- _TEXTO DE ORIGEM_:
O ano de 2019 marcou o momento em que as empresas chinesas finalmente conseguiram abrir caminho e chegar à Colômbia, o país latino-americano que talvez fosse, até então, o mais cético em relação a investimentos do segundo maior parceiro comercial da região.
Embora, a mineradora de ouro Continental Gold tenha sido adquirida pelo grupo chinês Zijin Mining há duas semanas, foi na verdade o setor de transporte e de infraestrutura que de fato abriu as portas para o capital da China e para as empresas chinesas na Colômbia. Quatro negócios provam isso: o contrato para construir o tão esperado metrô de Bogotá, a entrada de frotas de ônibus elétricos em Medellín e Cali, a concessão de uma rodovia e a construção de uma linha de trem na região metropolitana de Bogotá.

- _REGISTROS DO CONJUNTO_:
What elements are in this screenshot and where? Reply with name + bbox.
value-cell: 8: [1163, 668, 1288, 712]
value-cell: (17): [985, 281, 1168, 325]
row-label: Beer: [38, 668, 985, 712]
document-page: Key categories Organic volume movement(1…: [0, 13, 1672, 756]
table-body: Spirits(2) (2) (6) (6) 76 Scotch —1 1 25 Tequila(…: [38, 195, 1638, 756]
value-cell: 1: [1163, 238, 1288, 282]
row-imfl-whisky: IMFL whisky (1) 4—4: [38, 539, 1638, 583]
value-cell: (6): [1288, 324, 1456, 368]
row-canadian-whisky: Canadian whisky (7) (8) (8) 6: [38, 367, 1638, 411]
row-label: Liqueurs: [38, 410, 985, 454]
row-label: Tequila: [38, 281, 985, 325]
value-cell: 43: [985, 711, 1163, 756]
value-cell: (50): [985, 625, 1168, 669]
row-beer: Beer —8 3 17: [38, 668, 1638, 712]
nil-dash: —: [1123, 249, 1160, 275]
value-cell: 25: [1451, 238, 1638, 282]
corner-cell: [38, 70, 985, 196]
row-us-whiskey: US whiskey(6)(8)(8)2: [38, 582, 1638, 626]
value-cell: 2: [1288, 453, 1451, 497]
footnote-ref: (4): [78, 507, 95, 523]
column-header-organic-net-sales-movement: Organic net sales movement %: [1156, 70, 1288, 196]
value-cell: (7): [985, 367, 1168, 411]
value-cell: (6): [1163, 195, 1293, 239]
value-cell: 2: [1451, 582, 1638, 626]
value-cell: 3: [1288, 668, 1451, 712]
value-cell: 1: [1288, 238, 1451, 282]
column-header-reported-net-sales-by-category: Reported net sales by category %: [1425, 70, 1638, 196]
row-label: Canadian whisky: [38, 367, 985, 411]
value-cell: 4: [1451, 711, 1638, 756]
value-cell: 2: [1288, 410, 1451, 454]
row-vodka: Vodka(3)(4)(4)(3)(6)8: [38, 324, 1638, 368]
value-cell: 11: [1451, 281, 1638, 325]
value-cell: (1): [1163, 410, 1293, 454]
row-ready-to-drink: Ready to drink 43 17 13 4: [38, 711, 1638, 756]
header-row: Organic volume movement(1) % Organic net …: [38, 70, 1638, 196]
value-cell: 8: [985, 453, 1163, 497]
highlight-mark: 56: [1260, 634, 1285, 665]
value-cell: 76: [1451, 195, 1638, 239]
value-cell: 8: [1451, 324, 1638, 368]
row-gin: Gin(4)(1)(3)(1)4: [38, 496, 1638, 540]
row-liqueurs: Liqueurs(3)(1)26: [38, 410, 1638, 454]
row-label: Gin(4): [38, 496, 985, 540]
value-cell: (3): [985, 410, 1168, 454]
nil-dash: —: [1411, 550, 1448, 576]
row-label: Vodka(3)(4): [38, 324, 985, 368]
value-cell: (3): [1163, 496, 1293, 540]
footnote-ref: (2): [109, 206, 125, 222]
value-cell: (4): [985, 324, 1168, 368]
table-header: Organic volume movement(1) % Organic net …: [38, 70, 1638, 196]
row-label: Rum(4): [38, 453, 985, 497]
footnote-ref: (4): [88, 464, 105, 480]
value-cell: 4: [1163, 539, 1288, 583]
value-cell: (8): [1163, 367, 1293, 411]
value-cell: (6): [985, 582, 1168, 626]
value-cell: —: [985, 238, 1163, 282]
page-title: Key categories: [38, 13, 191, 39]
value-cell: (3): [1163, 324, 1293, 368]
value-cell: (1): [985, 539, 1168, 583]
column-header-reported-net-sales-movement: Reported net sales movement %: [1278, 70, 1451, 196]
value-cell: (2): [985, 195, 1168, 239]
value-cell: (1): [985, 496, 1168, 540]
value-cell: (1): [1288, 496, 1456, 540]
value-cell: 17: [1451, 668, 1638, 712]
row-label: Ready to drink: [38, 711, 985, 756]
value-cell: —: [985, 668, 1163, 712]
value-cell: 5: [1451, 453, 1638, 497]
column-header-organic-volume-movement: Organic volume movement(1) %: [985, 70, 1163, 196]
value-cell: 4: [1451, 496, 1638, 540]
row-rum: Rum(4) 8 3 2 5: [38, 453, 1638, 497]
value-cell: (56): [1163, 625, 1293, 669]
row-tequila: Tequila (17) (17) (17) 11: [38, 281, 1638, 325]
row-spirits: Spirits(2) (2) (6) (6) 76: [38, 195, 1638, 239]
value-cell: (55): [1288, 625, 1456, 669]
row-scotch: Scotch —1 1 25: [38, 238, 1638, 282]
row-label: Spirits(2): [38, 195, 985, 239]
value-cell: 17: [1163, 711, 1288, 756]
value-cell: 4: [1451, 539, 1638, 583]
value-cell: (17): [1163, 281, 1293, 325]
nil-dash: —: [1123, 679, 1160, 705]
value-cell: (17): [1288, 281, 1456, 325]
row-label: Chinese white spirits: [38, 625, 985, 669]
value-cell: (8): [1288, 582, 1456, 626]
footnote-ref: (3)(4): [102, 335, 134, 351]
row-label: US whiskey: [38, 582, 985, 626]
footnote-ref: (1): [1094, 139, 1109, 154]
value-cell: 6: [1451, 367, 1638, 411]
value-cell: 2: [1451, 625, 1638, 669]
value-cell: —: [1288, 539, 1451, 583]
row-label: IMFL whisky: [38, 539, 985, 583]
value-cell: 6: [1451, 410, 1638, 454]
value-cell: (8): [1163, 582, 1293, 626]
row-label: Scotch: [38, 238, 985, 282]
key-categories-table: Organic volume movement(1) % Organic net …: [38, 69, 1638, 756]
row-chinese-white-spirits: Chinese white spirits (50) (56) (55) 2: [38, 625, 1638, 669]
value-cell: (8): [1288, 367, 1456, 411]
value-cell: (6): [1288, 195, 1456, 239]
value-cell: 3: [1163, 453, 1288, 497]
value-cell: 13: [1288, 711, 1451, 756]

- _SUAS TAREFAS_:
1 - Responda às perguntas abaixo com base no texto sobre as empresas chinesas na Colômbia.
(a) Em que ano as empresas chinesas conseguiram chegar à Colômbia?
(b) Qual grupo chinês adquiriu a mineradora de ouro Continental Gold?
(c) Em quais cidades colombianas entraram frotas de ônibus elétricos?
2 - Prossiga com o texto sobre as empresas chinesas na Colômbia a partir da última frase apresentada.

- _RESULTADOS POR TAREFA_:
1 -
(a) Em 2019.
(b) O grupo Zijin Mining.
(c) Em Medellín e Cali.

2 -
Isso marca uma reviravolta notável no relacionamento entre os dois países, embora a Colômbia continue sendo um dos poucos países da região que a não aderir à iniciativa chinesa do Cinturão e Rota. O próprio embaixador em Bogotá, Xu Wei, reconheceu em outubro que “devido à falta de conhecimento e de confiança, não temos até o momento uma relação econômica e comercial muito boa”.
O metrô de Bogotá será chinês
Em outubro, Bogotá escolheu duas empresas chinesas como vencedoras da licitação para a construção da primeira linha de seu metrô a partir de 2020.
Essa decisão — cujo contrato foi assinado em 27 de novembro — deve pôr fim a uma saga que durou mais de meio século em Bogotá, onde sucessivos planos para a construção do sistema de metrô foram concluídos e abandonados, enquanto os cidadãos tratavam do assunto mais como mito do que como uma realidade viável. Enquanto cidades do mesmo tamanho, como Lima, construíam os seus metrôs, a capital colombiana, de 7 milhões de habitantes, permanecia paralisada.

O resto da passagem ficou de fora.